**Your goal:** Copy every one of the following rows word for word, leaving out the picture.

**Task material:**
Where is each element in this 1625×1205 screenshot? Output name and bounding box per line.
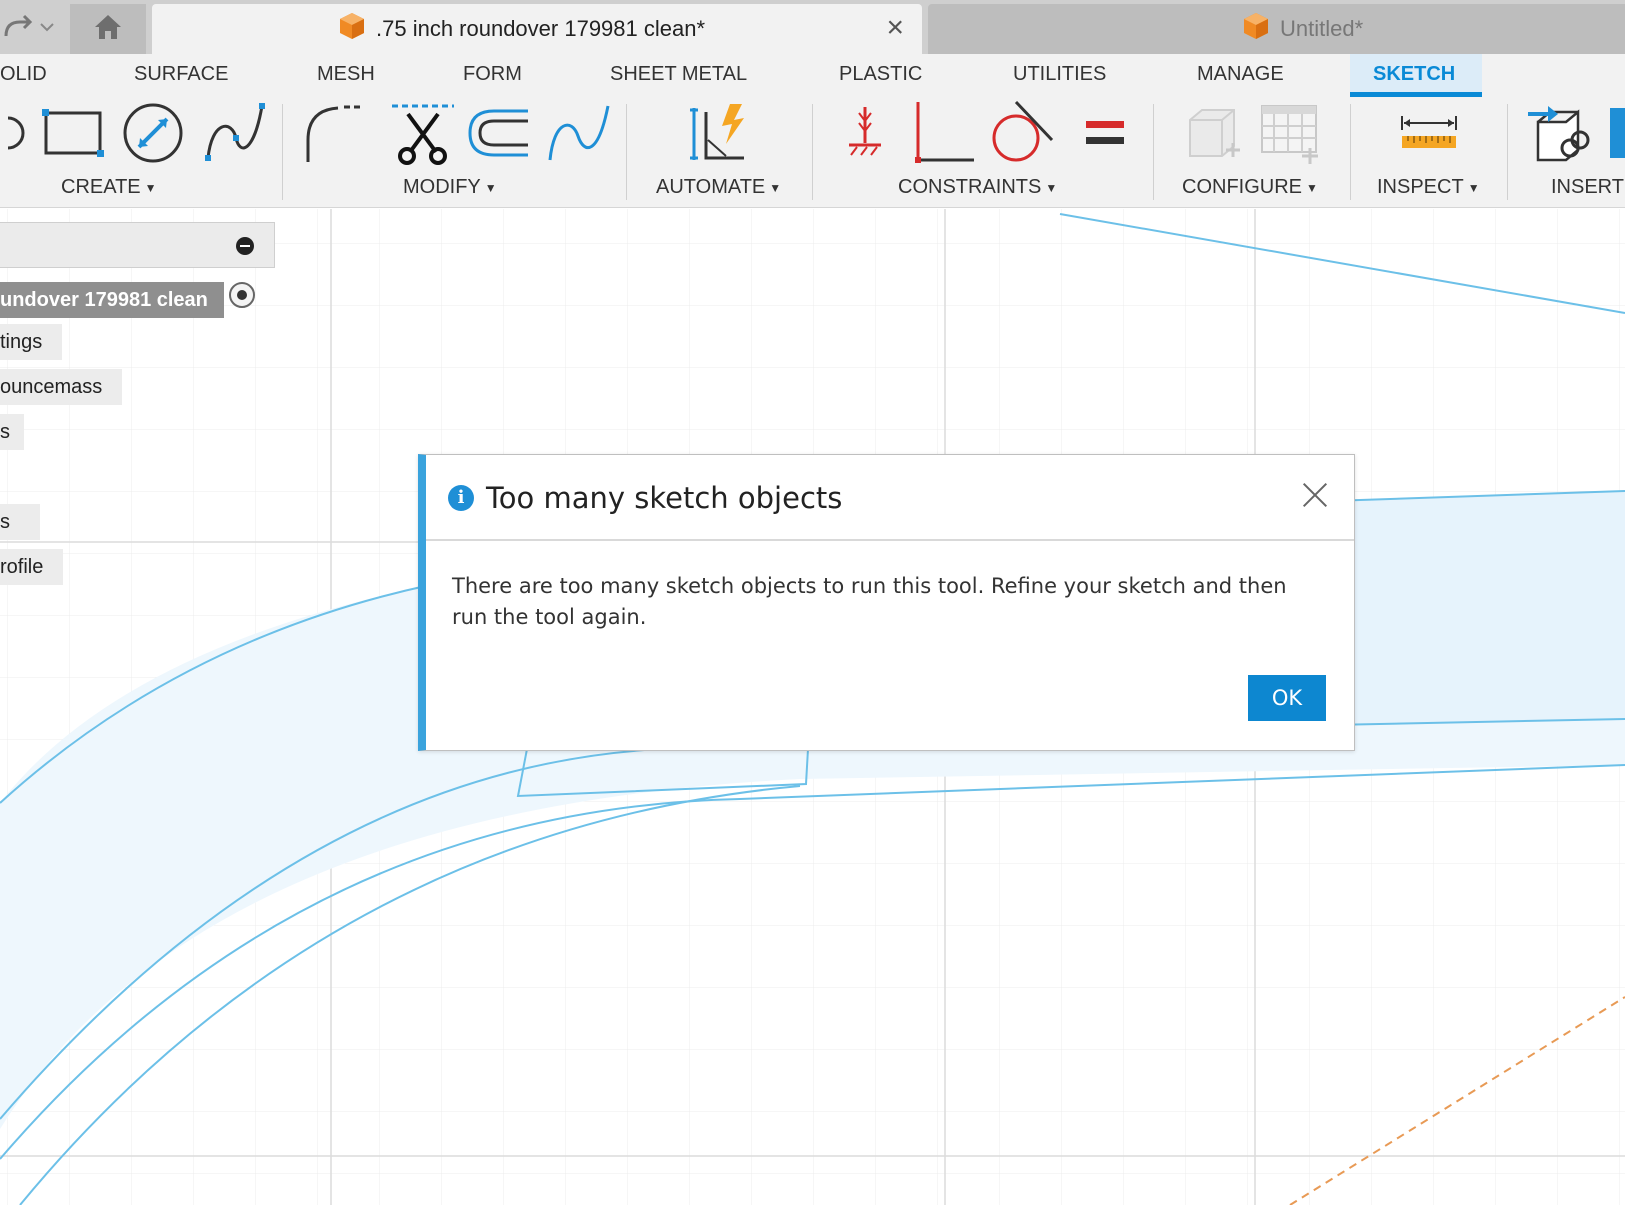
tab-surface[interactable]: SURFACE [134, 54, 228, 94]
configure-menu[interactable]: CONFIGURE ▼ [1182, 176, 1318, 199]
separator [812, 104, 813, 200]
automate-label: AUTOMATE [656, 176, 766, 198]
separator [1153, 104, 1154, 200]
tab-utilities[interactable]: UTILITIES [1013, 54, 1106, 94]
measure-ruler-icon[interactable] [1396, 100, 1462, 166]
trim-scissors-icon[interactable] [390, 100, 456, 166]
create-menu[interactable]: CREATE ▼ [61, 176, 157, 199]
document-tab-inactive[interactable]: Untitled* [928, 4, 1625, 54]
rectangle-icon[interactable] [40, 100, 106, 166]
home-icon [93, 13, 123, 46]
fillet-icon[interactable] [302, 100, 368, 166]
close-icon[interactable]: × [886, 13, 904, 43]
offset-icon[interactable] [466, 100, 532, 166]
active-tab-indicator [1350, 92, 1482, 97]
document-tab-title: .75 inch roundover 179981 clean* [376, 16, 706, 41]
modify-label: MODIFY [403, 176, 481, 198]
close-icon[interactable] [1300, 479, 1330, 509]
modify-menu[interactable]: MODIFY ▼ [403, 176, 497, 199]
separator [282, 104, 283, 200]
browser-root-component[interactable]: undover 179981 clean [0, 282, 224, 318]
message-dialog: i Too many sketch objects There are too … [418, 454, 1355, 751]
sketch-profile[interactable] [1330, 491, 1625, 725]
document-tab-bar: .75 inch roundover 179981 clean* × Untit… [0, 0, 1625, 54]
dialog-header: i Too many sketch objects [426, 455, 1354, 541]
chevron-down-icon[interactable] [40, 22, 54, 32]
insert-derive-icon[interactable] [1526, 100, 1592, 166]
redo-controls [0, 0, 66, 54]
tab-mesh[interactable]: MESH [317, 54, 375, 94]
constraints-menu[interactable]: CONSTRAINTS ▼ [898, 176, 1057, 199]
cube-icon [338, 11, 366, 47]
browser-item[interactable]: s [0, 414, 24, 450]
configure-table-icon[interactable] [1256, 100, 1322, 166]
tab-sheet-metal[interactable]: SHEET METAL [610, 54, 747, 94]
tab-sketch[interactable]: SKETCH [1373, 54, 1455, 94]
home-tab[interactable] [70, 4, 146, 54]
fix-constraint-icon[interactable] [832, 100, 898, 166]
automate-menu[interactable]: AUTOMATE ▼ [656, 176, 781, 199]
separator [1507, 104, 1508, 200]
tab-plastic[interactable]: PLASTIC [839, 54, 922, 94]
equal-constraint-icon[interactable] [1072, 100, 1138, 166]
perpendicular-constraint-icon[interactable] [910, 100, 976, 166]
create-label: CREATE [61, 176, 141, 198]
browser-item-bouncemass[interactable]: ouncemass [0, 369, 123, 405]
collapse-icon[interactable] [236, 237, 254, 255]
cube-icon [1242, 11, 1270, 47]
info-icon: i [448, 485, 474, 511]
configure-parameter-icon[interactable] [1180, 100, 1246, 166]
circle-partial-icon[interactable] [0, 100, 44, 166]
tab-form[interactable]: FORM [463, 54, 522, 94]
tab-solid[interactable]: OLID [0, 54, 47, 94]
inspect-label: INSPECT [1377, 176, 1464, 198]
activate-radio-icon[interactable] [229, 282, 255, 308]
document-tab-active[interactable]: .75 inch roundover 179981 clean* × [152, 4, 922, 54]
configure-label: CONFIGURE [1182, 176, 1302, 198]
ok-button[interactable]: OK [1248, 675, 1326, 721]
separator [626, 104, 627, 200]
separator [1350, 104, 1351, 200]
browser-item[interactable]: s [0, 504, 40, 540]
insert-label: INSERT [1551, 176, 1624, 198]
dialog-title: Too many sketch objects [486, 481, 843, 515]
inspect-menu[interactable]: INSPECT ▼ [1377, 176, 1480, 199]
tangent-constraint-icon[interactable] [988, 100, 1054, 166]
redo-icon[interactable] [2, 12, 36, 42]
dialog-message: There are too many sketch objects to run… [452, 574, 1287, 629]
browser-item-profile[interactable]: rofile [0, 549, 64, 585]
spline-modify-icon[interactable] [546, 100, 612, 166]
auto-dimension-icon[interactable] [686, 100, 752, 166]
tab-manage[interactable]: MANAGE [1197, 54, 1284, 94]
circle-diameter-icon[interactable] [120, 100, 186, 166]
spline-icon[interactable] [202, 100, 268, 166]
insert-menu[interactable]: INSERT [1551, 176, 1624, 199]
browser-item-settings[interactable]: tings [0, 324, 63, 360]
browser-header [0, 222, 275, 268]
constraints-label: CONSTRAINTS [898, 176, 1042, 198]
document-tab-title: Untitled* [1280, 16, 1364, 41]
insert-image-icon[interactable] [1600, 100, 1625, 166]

**Response to the exercise:**
Where is each element in this 1625×1205 screenshot? Output name and bounding box per line.
tab-surface[interactable]: SURFACE [134, 54, 228, 94]
configure-menu[interactable]: CONFIGURE ▼ [1182, 176, 1318, 199]
separator [812, 104, 813, 200]
automate-label: AUTOMATE [656, 176, 766, 198]
separator [1153, 104, 1154, 200]
tab-utilities[interactable]: UTILITIES [1013, 54, 1106, 94]
measure-ruler-icon[interactable] [1396, 100, 1462, 166]
trim-scissors-icon[interactable] [390, 100, 456, 166]
create-menu[interactable]: CREATE ▼ [61, 176, 157, 199]
document-tab-inactive[interactable]: Untitled* [928, 4, 1625, 54]
rectangle-icon[interactable] [40, 100, 106, 166]
home-icon [93, 13, 123, 46]
fillet-icon[interactable] [302, 100, 368, 166]
close-icon[interactable]: × [886, 13, 904, 43]
offset-icon[interactable] [466, 100, 532, 166]
active-tab-indicator [1350, 92, 1482, 97]
document-tab-title: .75 inch roundover 179981 clean* [376, 16, 706, 41]
modify-label: MODIFY [403, 176, 481, 198]
close-icon[interactable] [1300, 479, 1330, 509]
modify-menu[interactable]: MODIFY ▼ [403, 176, 497, 199]
separator [282, 104, 283, 200]
browser-root-component[interactable]: undover 179981 clean [0, 282, 224, 318]
message-dialog: i Too many sketch objects There are too … [418, 454, 1355, 751]
sketch-profile[interactable] [1330, 491, 1625, 725]
document-tab-bar: .75 inch roundover 179981 clean* × Untit… [0, 0, 1625, 54]
dialog-header: i Too many sketch objects [426, 455, 1354, 541]
chevron-down-icon[interactable] [40, 22, 54, 32]
insert-derive-icon[interactable] [1526, 100, 1592, 166]
redo-controls [0, 0, 66, 54]
tab-mesh[interactable]: MESH [317, 54, 375, 94]
constraints-menu[interactable]: CONSTRAINTS ▼ [898, 176, 1057, 199]
cube-icon [338, 11, 366, 47]
browser-item[interactable]: s [0, 414, 24, 450]
configure-table-icon[interactable] [1256, 100, 1322, 166]
tab-sheet-metal[interactable]: SHEET METAL [610, 54, 747, 94]
tab-sketch[interactable]: SKETCH [1373, 54, 1455, 94]
home-tab[interactable] [70, 4, 146, 54]
fix-constraint-icon[interactable] [832, 100, 898, 166]
automate-menu[interactable]: AUTOMATE ▼ [656, 176, 781, 199]
separator [1507, 104, 1508, 200]
tab-plastic[interactable]: PLASTIC [839, 54, 922, 94]
equal-constraint-icon[interactable] [1072, 100, 1138, 166]
perpendicular-constraint-icon[interactable] [910, 100, 976, 166]
create-label: CREATE [61, 176, 141, 198]
browser-item-bouncemass[interactable]: ouncemass [0, 369, 123, 405]
collapse-icon[interactable] [236, 237, 254, 255]
cube-icon [1242, 11, 1270, 47]
info-icon: i [448, 485, 474, 511]
configure-parameter-icon[interactable] [1180, 100, 1246, 166]
circle-partial-icon[interactable] [0, 100, 44, 166]
tab-form[interactable]: FORM [463, 54, 522, 94]
tab-solid[interactable]: OLID [0, 54, 47, 94]
inspect-label: INSPECT [1377, 176, 1464, 198]
activate-radio-icon[interactable] [229, 282, 255, 308]
document-tab-active[interactable]: .75 inch roundover 179981 clean* × [152, 4, 922, 54]
configure-label: CONFIGURE [1182, 176, 1302, 198]
ok-button[interactable]: OK [1248, 675, 1326, 721]
separator [626, 104, 627, 200]
separator [1350, 104, 1351, 200]
browser-item[interactable]: s [0, 504, 40, 540]
insert-label: INSERT [1551, 176, 1624, 198]
dialog-title: Too many sketch objects [486, 481, 843, 515]
inspect-menu[interactable]: INSPECT ▼ [1377, 176, 1480, 199]
tangent-constraint-icon[interactable] [988, 100, 1054, 166]
redo-icon[interactable] [2, 12, 36, 42]
dialog-message: There are too many sketch objects to run… [452, 574, 1287, 629]
browser-item-profile[interactable]: rofile [0, 549, 64, 585]
spline-modify-icon[interactable] [546, 100, 612, 166]
auto-dimension-icon[interactable] [686, 100, 752, 166]
tab-manage[interactable]: MANAGE [1197, 54, 1284, 94]
circle-diameter-icon[interactable] [120, 100, 186, 166]
spline-icon[interactable] [202, 100, 268, 166]
insert-menu[interactable]: INSERT [1551, 176, 1624, 199]
browser-item-settings[interactable]: tings [0, 324, 63, 360]
browser-header [0, 222, 275, 268]
constraints-label: CONSTRAINTS [898, 176, 1042, 198]
document-tab-title: Untitled* [1280, 16, 1364, 41]
insert-image-icon[interactable] [1600, 100, 1625, 166]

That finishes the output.